**Stated task**
Which lines in the records below contain the word "días"? Copy each of them.

==== Source records ====

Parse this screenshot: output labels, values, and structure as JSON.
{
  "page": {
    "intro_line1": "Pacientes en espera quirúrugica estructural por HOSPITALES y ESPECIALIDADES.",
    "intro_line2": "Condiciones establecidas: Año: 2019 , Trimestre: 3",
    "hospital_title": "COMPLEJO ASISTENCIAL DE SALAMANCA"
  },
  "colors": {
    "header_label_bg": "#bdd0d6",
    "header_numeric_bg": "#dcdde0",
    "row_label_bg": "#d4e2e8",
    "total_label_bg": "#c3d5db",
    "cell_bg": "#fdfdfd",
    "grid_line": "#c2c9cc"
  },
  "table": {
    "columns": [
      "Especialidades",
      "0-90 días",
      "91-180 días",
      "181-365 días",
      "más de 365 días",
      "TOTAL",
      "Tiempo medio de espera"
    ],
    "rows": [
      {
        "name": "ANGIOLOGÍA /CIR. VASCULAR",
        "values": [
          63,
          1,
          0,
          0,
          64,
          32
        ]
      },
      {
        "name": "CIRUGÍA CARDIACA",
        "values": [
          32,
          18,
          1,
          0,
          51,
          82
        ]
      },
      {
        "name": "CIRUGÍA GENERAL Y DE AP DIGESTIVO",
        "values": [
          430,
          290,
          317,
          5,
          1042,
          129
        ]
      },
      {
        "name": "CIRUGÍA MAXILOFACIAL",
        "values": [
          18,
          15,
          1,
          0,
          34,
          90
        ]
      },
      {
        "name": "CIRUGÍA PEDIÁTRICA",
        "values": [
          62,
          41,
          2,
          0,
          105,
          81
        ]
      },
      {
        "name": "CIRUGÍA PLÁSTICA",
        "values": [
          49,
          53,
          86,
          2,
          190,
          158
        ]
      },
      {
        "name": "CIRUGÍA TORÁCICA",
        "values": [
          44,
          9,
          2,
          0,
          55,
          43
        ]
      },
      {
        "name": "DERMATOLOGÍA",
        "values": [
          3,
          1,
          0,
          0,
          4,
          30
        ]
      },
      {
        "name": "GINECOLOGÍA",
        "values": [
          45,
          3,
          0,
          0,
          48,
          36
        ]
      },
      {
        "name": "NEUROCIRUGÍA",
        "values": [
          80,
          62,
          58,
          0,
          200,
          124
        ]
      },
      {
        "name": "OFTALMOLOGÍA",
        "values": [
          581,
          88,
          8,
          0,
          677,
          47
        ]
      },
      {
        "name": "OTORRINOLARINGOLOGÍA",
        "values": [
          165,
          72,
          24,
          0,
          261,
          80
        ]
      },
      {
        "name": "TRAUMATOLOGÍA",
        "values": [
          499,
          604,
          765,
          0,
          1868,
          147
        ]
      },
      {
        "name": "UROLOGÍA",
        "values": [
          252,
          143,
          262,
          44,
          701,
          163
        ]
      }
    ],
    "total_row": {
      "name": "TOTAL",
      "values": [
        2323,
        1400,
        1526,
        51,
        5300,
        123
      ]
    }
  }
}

====

**Written answer**
      "0-90 días",
      "91-180 días",
      "181-365 días",
      "más de 365 días",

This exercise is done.